[GOAL OF THE EXERCISE] Copy out every record below exactly as written, but leave out any pictures.

§ §

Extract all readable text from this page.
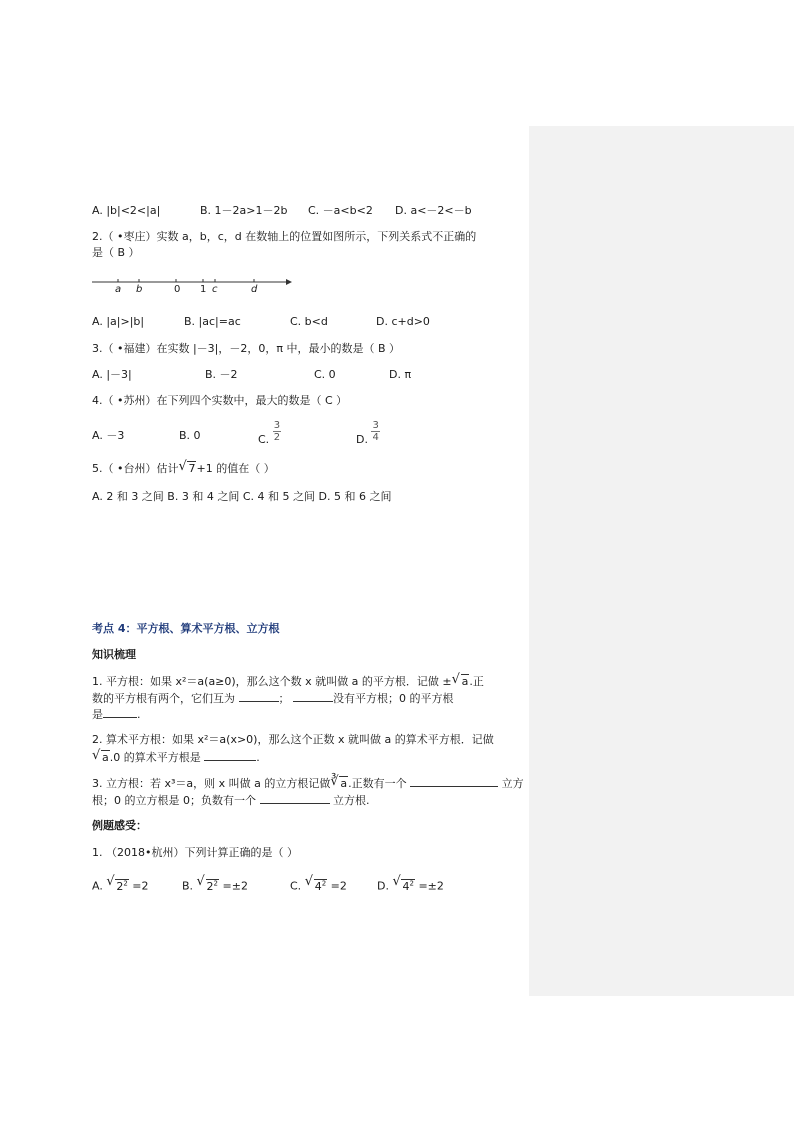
A. |b|<2<|a|	B. 1－2a>1－2b C. －a<b<2 D. a<－2<－b
2.（ •枣庄）实数 a，b，c，d 在数轴上的位置如图所示，下列关系式不正确的
是（ B ）
a b	0 1 c	d
A. |a|>|b|	B. |ac|=ac	C. b<d	D. c+d>0
3.（ •福建）在实数 |－3|，－2，0，π 中，最小的数是（ B ）
A. |－3|	B. －2	C. 0	D. π
4.（ •苏州）在下列四个实数中，最大的数是（ C ）
A. －3	B. 0	C. $\frac{3}{2}$	D. $\frac{3}{4}$
5.（ •台州）估计 √ 7+1 的值在（ ）
A. 2 和 3 之间 B. 3 和 4 之间 C. 4 和 5 之间 D. 5 和 6 之间
考点 4：平方根、算术平方根、立方根
知识梳理
1. 平方根：如果 x²＝a(a≥0)，那么这个数 x 就叫做 a 的平方根．记做 ± √ a.正
数的平方根有两个，它们互为	；	没有平方根；0 的平方根
是	.
2. 算术平方根：如果 x²＝a(x>0)，那么这个正数 x 就叫做 a 的算术平方根．记做
√ a.0 的算术平方根是	.
3. 立方根：若 x³＝a，则 x 叫做 a 的立方根记做 ∛ a.正数有一个	立方
根；0 的立方根是 0；负数有一个	立方根.
例题感受：
1. （2018•杭州）下列计算正确的是（ ）
A. √ $2^2 =2$	B. √ $2^2 =\pm 2$	C. √ $4^2 =2$	D. √ $4^2 =\pm 2$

§ §

[RESPONSE]
Extract all readable text from this page.
A. |b|<2<|a|	B. 1－2a>1－2b C. －a<b<2 D. a<－2<－b
2.（ •枣庄）实数 a，b，c，d 在数轴上的位置如图所示，下列关系式不正确的
是（ B ）
a b	0 1 c	d
A. |a|>|b|	B. |ac|=ac	C. b<d	D. c+d>0
3.（ •福建）在实数 |－3|，－2，0，π 中，最小的数是（ B ）
A. |－3|	B. －2	C. 0	D. π
4.（ •苏州）在下列四个实数中，最大的数是（ C ）
A. －3	B. 0	C. $\frac{3}{2}$	D. $\frac{3}{4}$
5.（ •台州）估计 √ 7+1 的值在（ ）
A. 2 和 3 之间 B. 3 和 4 之间 C. 4 和 5 之间 D. 5 和 6 之间
考点 4：平方根、算术平方根、立方根
知识梳理
1. 平方根：如果 x²＝a(a≥0)，那么这个数 x 就叫做 a 的平方根．记做 ± √ a.正
数的平方根有两个，它们互为	；	没有平方根；0 的平方根
是	.
2. 算术平方根：如果 x²＝a(x>0)，那么这个正数 x 就叫做 a 的算术平方根．记做
√ a.0 的算术平方根是	.
3. 立方根：若 x³＝a，则 x 叫做 a 的立方根记做 ∛ a.正数有一个	立方
根；0 的立方根是 0；负数有一个	立方根.
例题感受：
1. （2018•杭州）下列计算正确的是（ ）
A. √ $2^2 =2$	B. √ $2^2 =\pm 2$	C. √ $4^2 =2$	D. √ $4^2 =\pm 2$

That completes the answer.